Collected data entries:
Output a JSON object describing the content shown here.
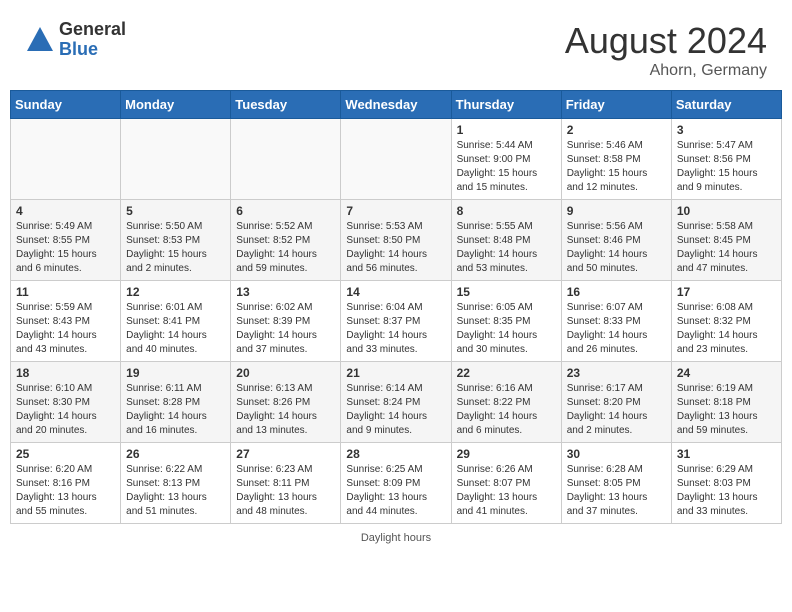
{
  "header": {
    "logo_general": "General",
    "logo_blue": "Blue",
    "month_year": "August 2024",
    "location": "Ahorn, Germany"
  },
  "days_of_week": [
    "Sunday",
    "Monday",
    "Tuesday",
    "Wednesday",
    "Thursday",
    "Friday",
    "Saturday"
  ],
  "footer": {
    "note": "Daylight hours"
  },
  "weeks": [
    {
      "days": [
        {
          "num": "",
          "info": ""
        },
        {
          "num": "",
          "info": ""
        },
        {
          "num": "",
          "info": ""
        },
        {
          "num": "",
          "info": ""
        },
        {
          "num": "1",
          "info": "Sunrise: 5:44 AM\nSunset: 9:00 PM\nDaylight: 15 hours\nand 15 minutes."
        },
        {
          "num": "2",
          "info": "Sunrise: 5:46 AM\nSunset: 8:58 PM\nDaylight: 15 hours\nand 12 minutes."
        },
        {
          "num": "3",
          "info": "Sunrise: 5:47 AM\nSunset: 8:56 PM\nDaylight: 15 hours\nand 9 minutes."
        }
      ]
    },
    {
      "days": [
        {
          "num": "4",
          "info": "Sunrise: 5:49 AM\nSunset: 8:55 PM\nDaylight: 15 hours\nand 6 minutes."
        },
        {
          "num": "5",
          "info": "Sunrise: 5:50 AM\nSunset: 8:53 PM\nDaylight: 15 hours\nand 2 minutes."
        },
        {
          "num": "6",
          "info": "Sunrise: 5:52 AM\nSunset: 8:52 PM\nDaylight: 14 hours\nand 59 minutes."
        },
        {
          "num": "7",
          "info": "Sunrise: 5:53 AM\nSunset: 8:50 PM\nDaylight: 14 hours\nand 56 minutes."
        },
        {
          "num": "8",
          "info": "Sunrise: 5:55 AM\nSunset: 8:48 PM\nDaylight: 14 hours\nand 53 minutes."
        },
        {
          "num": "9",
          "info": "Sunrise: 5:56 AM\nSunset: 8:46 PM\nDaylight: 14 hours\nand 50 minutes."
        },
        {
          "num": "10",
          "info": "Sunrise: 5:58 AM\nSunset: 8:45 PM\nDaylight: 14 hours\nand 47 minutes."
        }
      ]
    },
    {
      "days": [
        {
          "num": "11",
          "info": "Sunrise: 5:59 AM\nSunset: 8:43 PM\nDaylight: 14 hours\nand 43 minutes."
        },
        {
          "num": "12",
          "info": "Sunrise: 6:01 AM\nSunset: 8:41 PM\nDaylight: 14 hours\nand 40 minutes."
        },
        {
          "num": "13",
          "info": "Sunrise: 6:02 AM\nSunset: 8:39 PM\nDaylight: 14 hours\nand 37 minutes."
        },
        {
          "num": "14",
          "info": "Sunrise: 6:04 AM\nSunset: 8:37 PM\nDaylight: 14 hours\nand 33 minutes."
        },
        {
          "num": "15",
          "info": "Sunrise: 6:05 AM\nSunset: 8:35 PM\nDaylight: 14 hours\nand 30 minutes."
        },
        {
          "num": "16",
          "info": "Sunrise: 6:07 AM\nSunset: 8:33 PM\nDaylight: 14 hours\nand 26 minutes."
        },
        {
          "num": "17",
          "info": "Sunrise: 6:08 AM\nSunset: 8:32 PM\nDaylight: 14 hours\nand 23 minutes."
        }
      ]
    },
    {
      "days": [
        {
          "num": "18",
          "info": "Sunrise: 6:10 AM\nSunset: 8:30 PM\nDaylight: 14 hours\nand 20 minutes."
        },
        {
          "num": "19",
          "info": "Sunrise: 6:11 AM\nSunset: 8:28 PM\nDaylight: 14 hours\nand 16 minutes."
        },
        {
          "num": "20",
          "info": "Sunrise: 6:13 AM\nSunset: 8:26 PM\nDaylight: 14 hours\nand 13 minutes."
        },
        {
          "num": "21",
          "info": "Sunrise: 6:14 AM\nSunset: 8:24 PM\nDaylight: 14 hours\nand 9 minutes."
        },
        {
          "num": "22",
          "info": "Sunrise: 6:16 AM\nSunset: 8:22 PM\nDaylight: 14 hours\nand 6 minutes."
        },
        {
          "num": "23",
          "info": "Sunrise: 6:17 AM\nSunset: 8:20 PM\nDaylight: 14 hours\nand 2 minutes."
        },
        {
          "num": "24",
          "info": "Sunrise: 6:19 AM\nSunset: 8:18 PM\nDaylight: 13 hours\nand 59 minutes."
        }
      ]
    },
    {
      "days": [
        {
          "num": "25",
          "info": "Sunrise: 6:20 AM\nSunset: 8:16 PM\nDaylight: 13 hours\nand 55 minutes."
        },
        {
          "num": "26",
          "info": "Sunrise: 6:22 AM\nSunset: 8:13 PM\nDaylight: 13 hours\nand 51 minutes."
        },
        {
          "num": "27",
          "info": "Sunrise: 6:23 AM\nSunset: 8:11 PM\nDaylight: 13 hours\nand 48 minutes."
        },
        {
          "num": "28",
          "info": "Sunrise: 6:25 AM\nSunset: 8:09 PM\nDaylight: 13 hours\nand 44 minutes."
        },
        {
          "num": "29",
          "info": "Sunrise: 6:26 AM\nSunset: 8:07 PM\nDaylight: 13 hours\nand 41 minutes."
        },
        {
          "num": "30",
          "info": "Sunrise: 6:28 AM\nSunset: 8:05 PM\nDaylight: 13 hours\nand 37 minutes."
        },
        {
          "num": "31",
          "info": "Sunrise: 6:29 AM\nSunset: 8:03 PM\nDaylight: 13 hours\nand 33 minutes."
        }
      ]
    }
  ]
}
* * *
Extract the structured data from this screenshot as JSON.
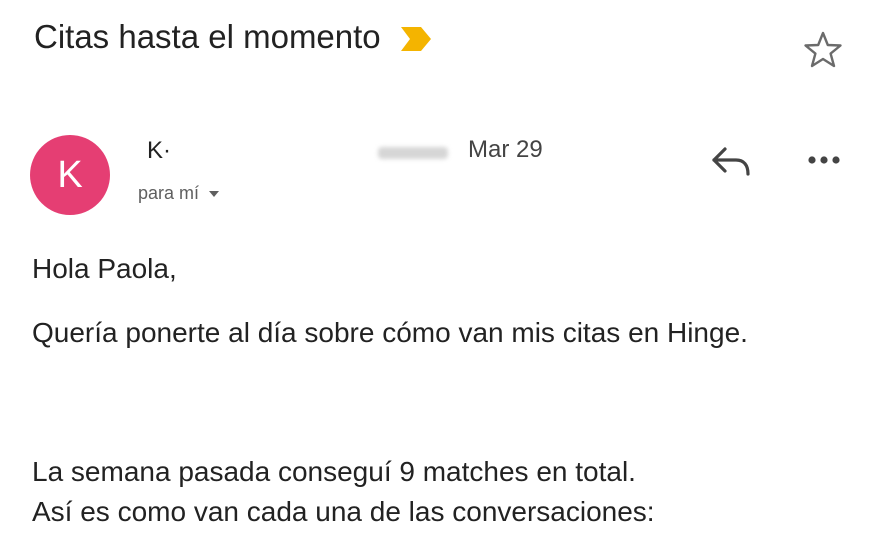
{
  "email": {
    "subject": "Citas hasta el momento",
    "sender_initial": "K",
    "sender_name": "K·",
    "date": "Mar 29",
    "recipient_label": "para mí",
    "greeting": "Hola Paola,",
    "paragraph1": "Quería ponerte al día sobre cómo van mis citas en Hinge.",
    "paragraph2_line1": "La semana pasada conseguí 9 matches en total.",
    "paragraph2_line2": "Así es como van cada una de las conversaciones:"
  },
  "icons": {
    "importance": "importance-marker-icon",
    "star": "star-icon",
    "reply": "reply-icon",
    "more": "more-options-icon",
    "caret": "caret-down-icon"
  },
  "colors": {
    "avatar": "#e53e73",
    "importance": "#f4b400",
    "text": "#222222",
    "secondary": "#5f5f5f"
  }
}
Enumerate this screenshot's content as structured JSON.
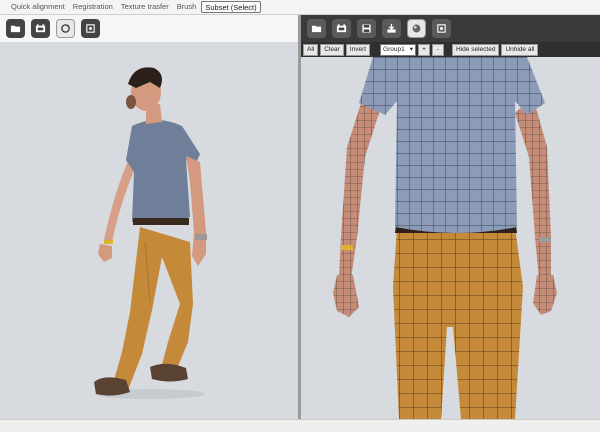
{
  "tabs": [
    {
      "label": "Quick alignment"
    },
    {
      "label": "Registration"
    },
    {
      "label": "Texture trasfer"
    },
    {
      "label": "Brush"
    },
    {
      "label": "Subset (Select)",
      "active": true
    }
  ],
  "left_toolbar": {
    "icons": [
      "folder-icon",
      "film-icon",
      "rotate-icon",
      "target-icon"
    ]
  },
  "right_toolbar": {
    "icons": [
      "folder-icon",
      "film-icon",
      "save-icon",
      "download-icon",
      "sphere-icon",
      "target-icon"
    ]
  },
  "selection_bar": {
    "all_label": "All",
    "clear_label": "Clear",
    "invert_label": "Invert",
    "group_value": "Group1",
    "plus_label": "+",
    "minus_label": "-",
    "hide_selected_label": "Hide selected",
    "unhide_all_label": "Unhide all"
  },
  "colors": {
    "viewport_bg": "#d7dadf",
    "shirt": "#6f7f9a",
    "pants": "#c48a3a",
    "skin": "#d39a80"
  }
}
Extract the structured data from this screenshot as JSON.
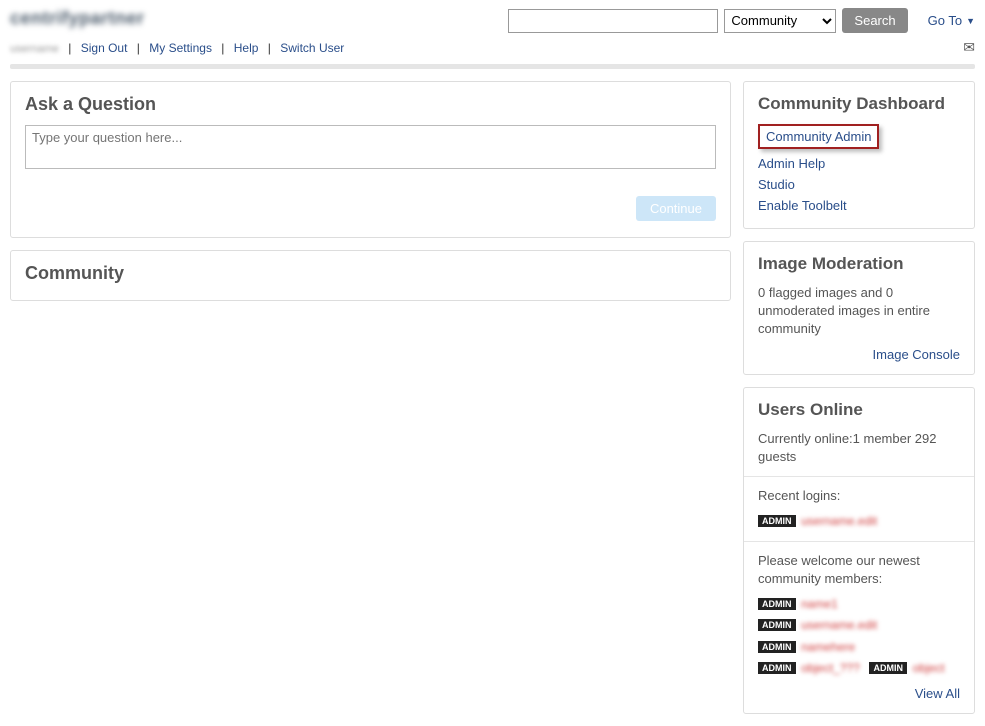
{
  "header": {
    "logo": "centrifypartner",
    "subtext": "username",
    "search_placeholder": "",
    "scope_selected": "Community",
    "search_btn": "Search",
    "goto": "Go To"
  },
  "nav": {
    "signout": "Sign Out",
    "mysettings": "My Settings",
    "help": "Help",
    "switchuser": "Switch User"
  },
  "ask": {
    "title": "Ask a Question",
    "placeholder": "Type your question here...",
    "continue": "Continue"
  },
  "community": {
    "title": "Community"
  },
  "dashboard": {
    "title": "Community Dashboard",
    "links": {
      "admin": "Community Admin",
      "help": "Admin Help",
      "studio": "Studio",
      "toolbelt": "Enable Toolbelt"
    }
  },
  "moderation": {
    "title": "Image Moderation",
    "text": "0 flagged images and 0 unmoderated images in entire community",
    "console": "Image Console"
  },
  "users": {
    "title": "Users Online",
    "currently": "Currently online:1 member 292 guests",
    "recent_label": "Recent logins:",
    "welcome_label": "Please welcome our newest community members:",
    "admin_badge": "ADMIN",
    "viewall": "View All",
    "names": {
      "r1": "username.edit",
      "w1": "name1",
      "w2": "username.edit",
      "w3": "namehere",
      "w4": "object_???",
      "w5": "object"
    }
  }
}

▸ Do this: In the entries above, find every line with the word "importance" and list it.

▸ In response:
    "importance": "importance-marker-icon",
    "importance": "#f4b400",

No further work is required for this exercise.